■ Exercise details:
Write out all lines holding the word "việc".

■ Collected data:
--------

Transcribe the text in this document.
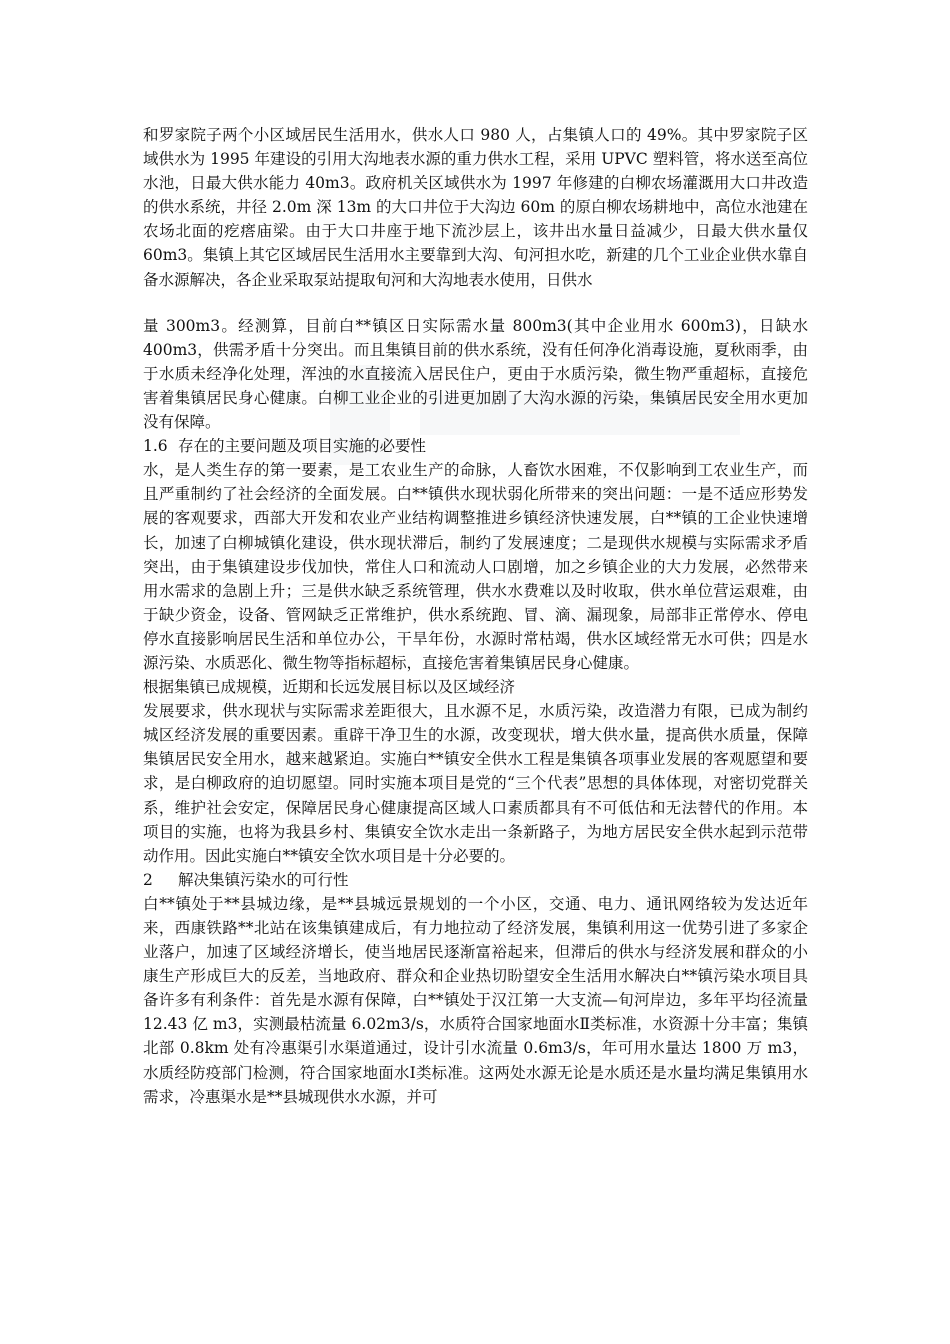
和罗家院子两个小区域居民生活用水，供水人口 980 人，占集镇人口的 49%。其中罗家院子区域供水为 1995 年建设的引用大沟地表水源的重力供水工程，采用 UPVC 塑料管，将水送至高位水池，日最大供水能力 40m3。政府机关区域供水为 1997 年修建的白柳农场灌溉用大口井改造的供水系统，井径 2.0m 深 13m 的大口井位于大沟边 60m 的原白柳农场耕地中，高位水池建在农场北面的疙瘩庙梁。由于大口井座于地下流沙层上，该井出水量日益减少，日最大供水量仅 60m3。集镇上其它区域居民生活用水主要靠到大沟、旬河担水吃，新建的几个工业企业供水靠自备水源解决，各企业采取泵站提取旬河和大沟地表水使用，日供水

量 300m3。经测算，目前白**镇区日实际需水量 800m3(其中企业用水 600m3)，日缺水 400m3，供需矛盾十分突出。而且集镇目前的供水系统，没有任何净化消毒设施，夏秋雨季，由于水质未经净化处理，浑浊的水直接流入居民住户，更由于水质污染，微生物严重超标，直接危害着集镇居民身心健康。白柳工业企业的引进更加剧了大沟水源的污染，集镇居民安全用水更加没有保障。

1.6 存在的主要问题及项目实施的必要性

水，是人类生存的第一要素，是工农业生产的命脉，人畜饮水困难，不仅影响到工农业生产，而且严重制约了社会经济的全面发展。白**镇供水现状弱化所带来的突出问题：一是不适应形势发展的客观要求，西部大开发和农业产业结构调整推进乡镇经济快速发展，白**镇的工企业快速增长，加速了白柳城镇化建设，供水现状滞后，制约了发展速度；二是现供水规模与实际需求矛盾突出，由于集镇建设步伐加快，常住人口和流动人口剧增，加之乡镇企业的大力发展，必然带来用水需求的急剧上升；三是供水缺乏系统管理，供水水费难以及时收取，供水单位营运艰难，由于缺少资金，设备、管网缺乏正常维护，供水系统跑、冒、滴、漏现象，局部非正常停水、停电停水直接影响居民生活和单位办公，干旱年份，水源时常枯竭，供水区域经常无水可供；四是水源污染、水质恶化、微生物等指标超标，直接危害着集镇居民身心健康。

根据集镇已成规模，近期和长远发展目标以及区域经济

发展要求，供水现状与实际需求差距很大，且水源不足，水质污染，改造潜力有限，已成为制约城区经济发展的重要因素。重辟干净卫生的水源，改变现状，增大供水量，提高供水质量，保障集镇居民安全用水，越来越紧迫。实施白**镇安全供水工程是集镇各项事业发展的客观愿望和要求，是白柳政府的迫切愿望。同时实施本项目是党的“三个代表”思想的具体体现，对密切党群关系，维护社会安定，保障居民身心健康提高区域人口素质都具有不可低估和无法替代的作用。本项目的实施，也将为我县乡村、集镇安全饮水走出一条新路子，为地方居民安全供水起到示范带动作用。因此实施白**镇安全饮水项目是十分必要的。

2 解决集镇污染水的可行性

白**镇处于**县城边缘，是**县城远景规划的一个小区，交通、电力、通讯网络较为发达近年来，西康铁路**北站在该集镇建成后，有力地拉动了经济发展，集镇利用这一优势引进了多家企业落户，加速了区域经济增长，使当地居民逐渐富裕起来，但滞后的供水与经济发展和群众的小康生产形成巨大的反差，当地政府、群众和企业热切盼望安全生活用水解决白**镇污染水项目具备许多有利条件：首先是水源有保障，白**镇处于汉江第一大支流—旬河岸边，多年平均径流量 12.43 亿 m3，实测最枯流量 6.02m3/s，水质符合国家地面水Ⅱ类标准，水资源十分丰富；集镇北部 0.8km 处有冷惠渠引水渠道通过，设计引水流量 0.6m3/s，年可用水量达 1800 万 m3，水质经防疫部门检测，符合国家地面水Ⅰ类标准。这两处水源无论是水质还是水量均满足集镇用水需求，冷惠渠水是**县城现供水水源，并可
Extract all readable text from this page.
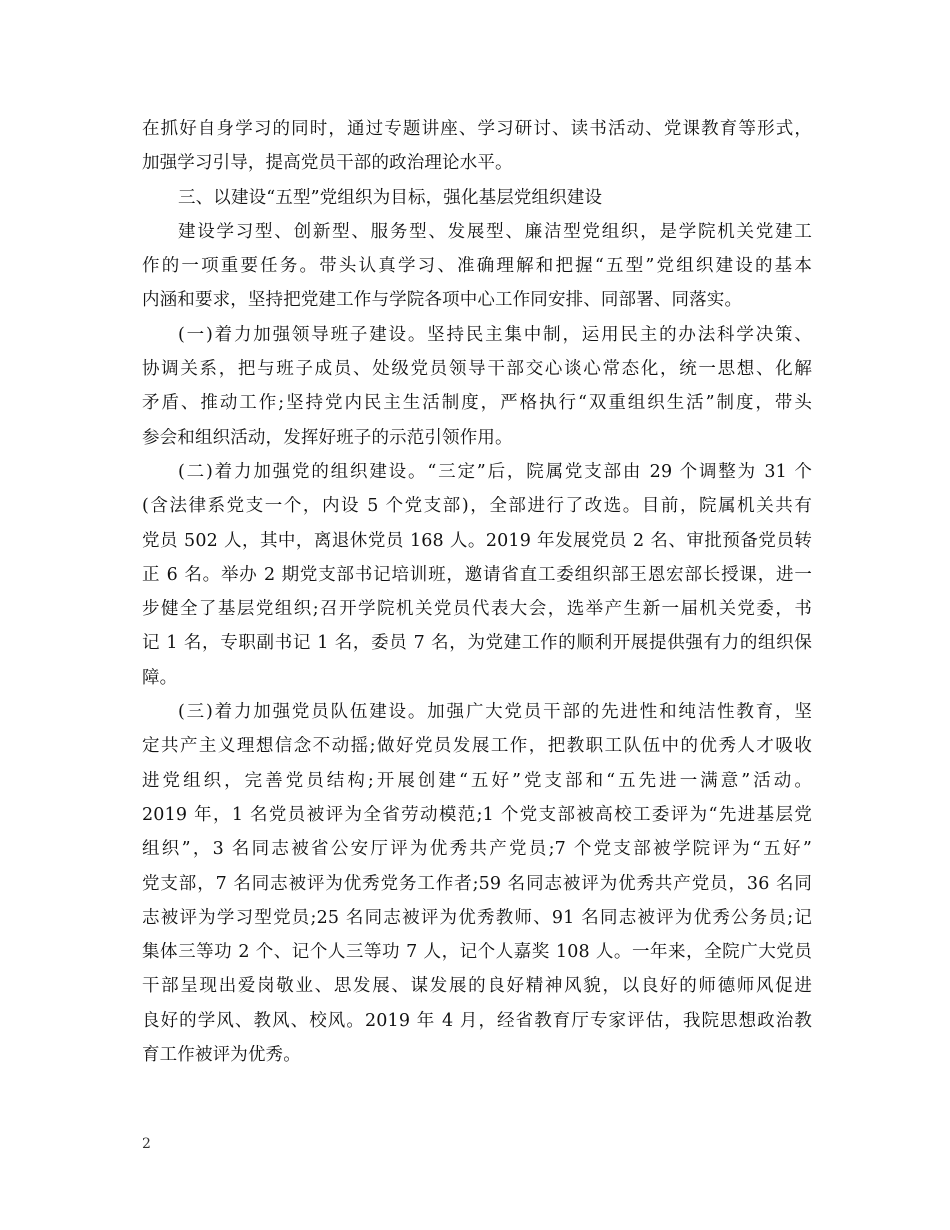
在抓好自身学习的同时，通过专题讲座、学习研讨、读书活动、党课教育等形式，
加强学习引导，提高党员干部的政治理论水平。
三、以建设“五型”党组织为目标，强化基层党组织建设
建设学习型、创新型、服务型、发展型、廉洁型党组织，是学院机关党建工
作的一项重要任务。带头认真学习、准确理解和把握“五型”党组织建设的基本
内涵和要求，坚持把党建工作与学院各项中心工作同安排、同部署、同落实。
(一)着力加强领导班子建设。坚持民主集中制，运用民主的办法科学决策、
协调关系，把与班子成员、处级党员领导干部交心谈心常态化，统一思想、化解
矛盾、推动工作;坚持党内民主生活制度，严格执行“双重组织生活”制度，带头
参会和组织活动，发挥好班子的示范引领作用。
(二)着力加强党的组织建设。“三定”后，院属党支部由 29 个调整为 31 个
(含法律系党支一个，内设 5 个党支部)，全部进行了改选。目前，院属机关共有
党员 502 人，其中，离退休党员 168 人。2019 年发展党员 2 名、审批预备党员转
正 6 名。举办 2 期党支部书记培训班，邀请省直工委组织部王恩宏部长授课，进一
步健全了基层党组织;召开学院机关党员代表大会，选举产生新一届机关党委，书
记 1 名，专职副书记 1 名，委员 7 名，为党建工作的顺利开展提供强有力的组织保
障。
(三)着力加强党员队伍建设。加强广大党员干部的先进性和纯洁性教育，坚
定共产主义理想信念不动摇;做好党员发展工作，把教职工队伍中的优秀人才吸收
进党组织，完善党员结构;开展创建“五好”党支部和“五先进一满意”活动。
2019 年，1 名党员被评为全省劳动模范;1 个党支部被高校工委评为“先进基层党
组织”，3 名同志被省公安厅评为优秀共产党员;7 个党支部被学院评为“五好”
党支部，7 名同志被评为优秀党务工作者;59 名同志被评为优秀共产党员，36 名同
志被评为学习型党员;25 名同志被评为优秀教师、91 名同志被评为优秀公务员;记
集体三等功 2 个、记个人三等功 7 人，记个人嘉奖 108 人。一年来，全院广大党员
干部呈现出爱岗敬业、思发展、谋发展的良好精神风貌，以良好的师德师风促进
良好的学风、教风、校风。2019 年 4 月，经省教育厅专家评估，我院思想政治教
育工作被评为优秀。
2
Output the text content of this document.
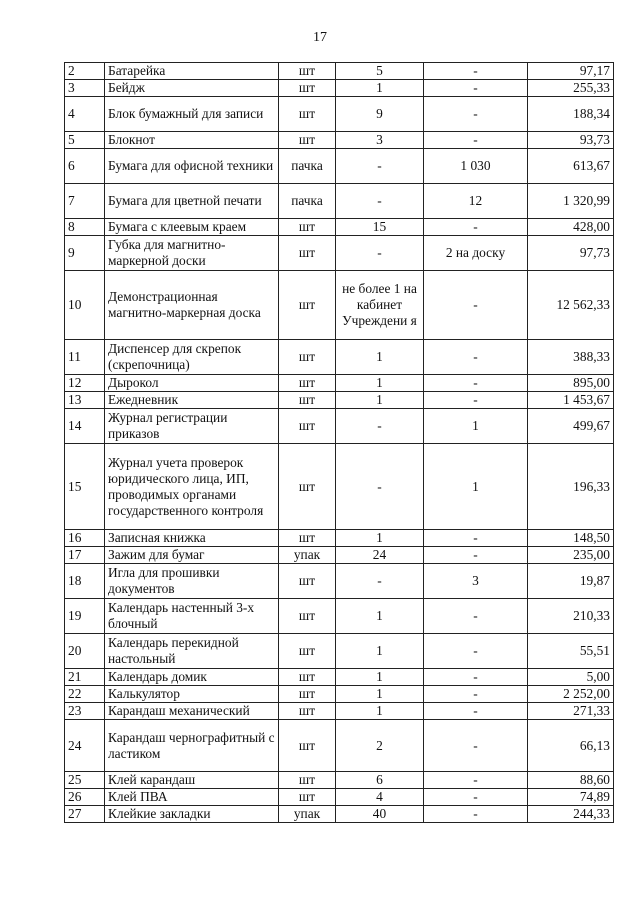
17
2	Батарейка	шт	5	-	97,17
3	Бейдж	шт	1	-	255,33
4	Блок бумажный для записи	шт	9	-	188,34
5	Блокнот	шт	3	-	93,73
6	Бумага для офисной техники	пачка	-	1 030	613,67
7	Бумага для цветной печати	пачка	-	12	1 320,99
8	Бумага с клеевым краем	шт	15	-	428,00
9	Губка для магнитно-маркерной доски	шт	-	2 на доску	97,73
10	Демонстрационная магнитно-маркерная доска	шт	не более 1 на кабинет Учреждени я	-	12 562,33
11	Диспенсер для скрепок (скрепочница)	шт	1	-	388,33
12	Дырокол	шт	1	-	895,00
13	Ежедневник	шт	1	-	1 453,67
14	Журнал регистрации приказов	шт	-	1	499,67
15	Журнал учета проверок юридического лица, ИП, проводимых органами государственного контроля	шт	-	1	196,33
16	Записная книжка	шт	1	-	148,50
17	Зажим для бумаг	упак	24	-	235,00
18	Игла для прошивки документов	шт	-	3	19,87
19	Календарь настенный 3-х блочный	шт	1	-	210,33
20	Календарь перекидной настольный	шт	1	-	55,51
21	Календарь домик	шт	1	-	5,00
22	Калькулятор	шт	1	-	2 252,00
23	Карандаш механический	шт	1	-	271,33
24	Карандаш чернографитный с ластиком	шт	2	-	66,13
25	Клей карандаш	шт	6	-	88,60
26	Клей ПВА	шт	4	-	74,89
27	Клейкие закладки	упак	40	-	244,33
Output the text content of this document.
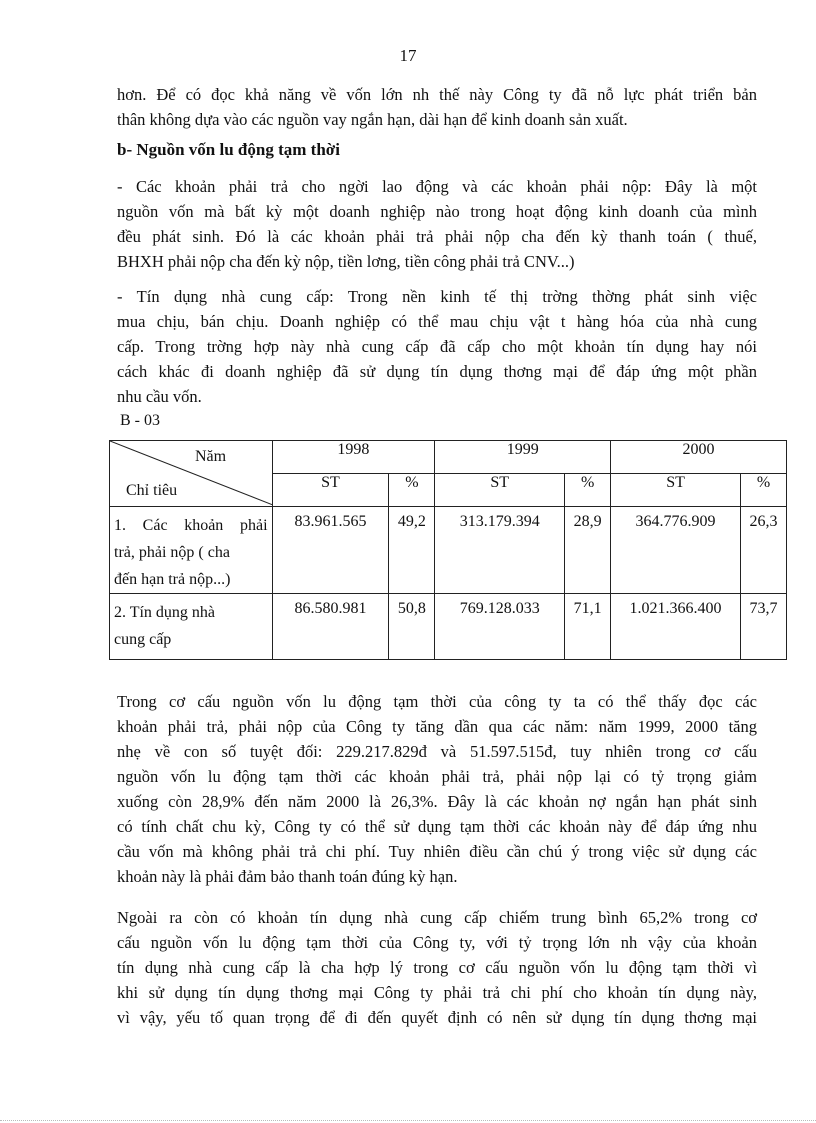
17
hơn. Để có đọc khả năng về vốn lớn nh thế này Công ty đã nỗ lực phát triển bản
thân không dựa vào các nguồn vay ngắn hạn, dài hạn để kinh doanh sản xuất.
b- Nguồn vốn lu động tạm thời
- Các khoản phải trả cho ngời lao động và các khoản phải nộp: Đây là một
nguồn vốn mà bất kỳ một doanh nghiệp nào trong hoạt động kinh doanh của mình
đều phát sinh. Đó là các khoản phải trả phải nộp cha đến kỳ thanh toán ( thuế,
BHXH phải nộp cha đến kỳ nộp, tiền lơng, tiền công phải trả CNV...)
- Tín dụng nhà cung cấp: Trong nền kinh tế thị trờng thờng phát sinh việc
mua chịu, bán chịu. Doanh nghiệp có thể mau chịu vật t hàng hóa của nhà cung
cấp. Trong trờng hợp này nhà cung cấp đã cấp cho một khoản tín dụng hay nói
cách khác đi doanh nghiệp đã sử dụng tín dụng thơng mại để đáp ứng một phần
nhu cầu vốn.
B - 03
Năm
Chỉ tiêu	1998		1999		2000	
	ST	%	ST	%	ST	%

1. Các khoản phải
trả, phải nộp ( cha
đến hạn trả nộp...)	83.961.565	49,2	313.179.394	28,9	364.776.909	26,3

2. Tín dụng nhà
cung cấp	86.580.981	50,8	769.128.033	71,1	1.021.366.400	73,7
Trong cơ cấu nguồn vốn lu động tạm thời của công ty ta có thể thấy đọc các
khoản phải trả, phải nộp của Công ty tăng dần qua các năm: năm 1999, 2000 tăng
nhẹ về con số tuyệt đối: 229.217.829đ và 51.597.515đ, tuy nhiên trong cơ cấu
nguồn vốn lu động tạm thời các khoản phải trả, phải nộp lại có tỷ trọng giảm
xuống còn 28,9% đến năm 2000 là 26,3%. Đây là các khoản nợ ngắn hạn phát sinh
có tính chất chu kỳ, Công ty có thể sử dụng tạm thời các khoản này để đáp ứng nhu
cầu vốn mà không phải trả chi phí. Tuy nhiên điều cần chú ý trong việc sử dụng các
khoản này là phải đảm bảo thanh toán đúng kỳ hạn.
Ngoài ra còn có khoản tín dụng nhà cung cấp chiếm trung bình 65,2% trong cơ
cấu nguồn vốn lu động tạm thời của Công ty, với tỷ trọng lớn nh vậy của khoản
tín dụng nhà cung cấp là cha hợp lý trong cơ cấu nguồn vốn lu động tạm thời vì
khi sử dụng tín dụng thơng mại Công ty phải trả chi phí cho khoản tín dụng này,
vì vậy, yếu tố quan trọng để đi đến quyết định có nên sử dụng tín dụng thơng mại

--------

■ Written response:
- Tín dụng nhà cung cấp: Trong nền kinh tế thị trờng thờng phát sinh việc
cầu vốn mà không phải trả chi phí. Tuy nhiên điều cần chú ý trong việc sử dụng các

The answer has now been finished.